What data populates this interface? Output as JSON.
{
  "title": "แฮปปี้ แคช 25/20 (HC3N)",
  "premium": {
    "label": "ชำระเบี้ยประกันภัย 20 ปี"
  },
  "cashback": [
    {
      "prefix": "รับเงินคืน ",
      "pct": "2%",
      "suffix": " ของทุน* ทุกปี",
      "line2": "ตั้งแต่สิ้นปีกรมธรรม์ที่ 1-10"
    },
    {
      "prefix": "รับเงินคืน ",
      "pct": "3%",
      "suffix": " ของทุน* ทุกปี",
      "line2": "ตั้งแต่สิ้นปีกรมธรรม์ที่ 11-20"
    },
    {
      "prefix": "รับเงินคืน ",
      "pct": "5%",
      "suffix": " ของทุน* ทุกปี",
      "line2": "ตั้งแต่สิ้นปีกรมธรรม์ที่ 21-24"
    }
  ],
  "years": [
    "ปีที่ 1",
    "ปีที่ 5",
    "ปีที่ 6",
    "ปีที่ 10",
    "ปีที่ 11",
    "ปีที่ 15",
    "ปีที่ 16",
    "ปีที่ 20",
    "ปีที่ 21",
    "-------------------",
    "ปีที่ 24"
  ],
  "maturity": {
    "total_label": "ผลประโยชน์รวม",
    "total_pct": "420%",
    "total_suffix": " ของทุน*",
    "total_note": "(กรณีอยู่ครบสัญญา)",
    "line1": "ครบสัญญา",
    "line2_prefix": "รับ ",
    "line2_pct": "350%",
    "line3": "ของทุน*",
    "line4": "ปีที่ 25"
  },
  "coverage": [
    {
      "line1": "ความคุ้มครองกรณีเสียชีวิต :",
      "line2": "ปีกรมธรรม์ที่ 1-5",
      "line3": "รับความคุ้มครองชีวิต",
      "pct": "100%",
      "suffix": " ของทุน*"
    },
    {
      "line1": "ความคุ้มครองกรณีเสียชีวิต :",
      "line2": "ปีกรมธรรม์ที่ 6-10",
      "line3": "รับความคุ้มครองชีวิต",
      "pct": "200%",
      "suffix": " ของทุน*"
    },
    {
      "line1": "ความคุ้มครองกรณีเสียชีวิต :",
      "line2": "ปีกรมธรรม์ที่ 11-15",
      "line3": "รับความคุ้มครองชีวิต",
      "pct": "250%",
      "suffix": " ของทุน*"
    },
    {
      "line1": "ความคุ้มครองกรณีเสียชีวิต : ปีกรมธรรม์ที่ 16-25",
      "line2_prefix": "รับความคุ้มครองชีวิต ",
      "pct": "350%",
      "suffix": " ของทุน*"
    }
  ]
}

=== What you will do ===
Select and copy every line of the material that holds the string "กรมธรรม".

=== Full response ===
      "line2": "ตั้งแต่สิ้นปีกรมธรรม์ที่ 1-10"
      "line2": "ตั้งแต่สิ้นปีกรมธรรม์ที่ 11-20"
      "line2": "ตั้งแต่สิ้นปีกรมธรรม์ที่ 21-24"
      "line2": "ปีกรมธรรม์ที่ 1-5",
      "line2": "ปีกรมธรรม์ที่ 6-10",
      "line2": "ปีกรมธรรม์ที่ 11-15",
      "line1": "ความคุ้มครองกรณีเสียชีวิต : ปีกรมธรรม์ที่ 16-25",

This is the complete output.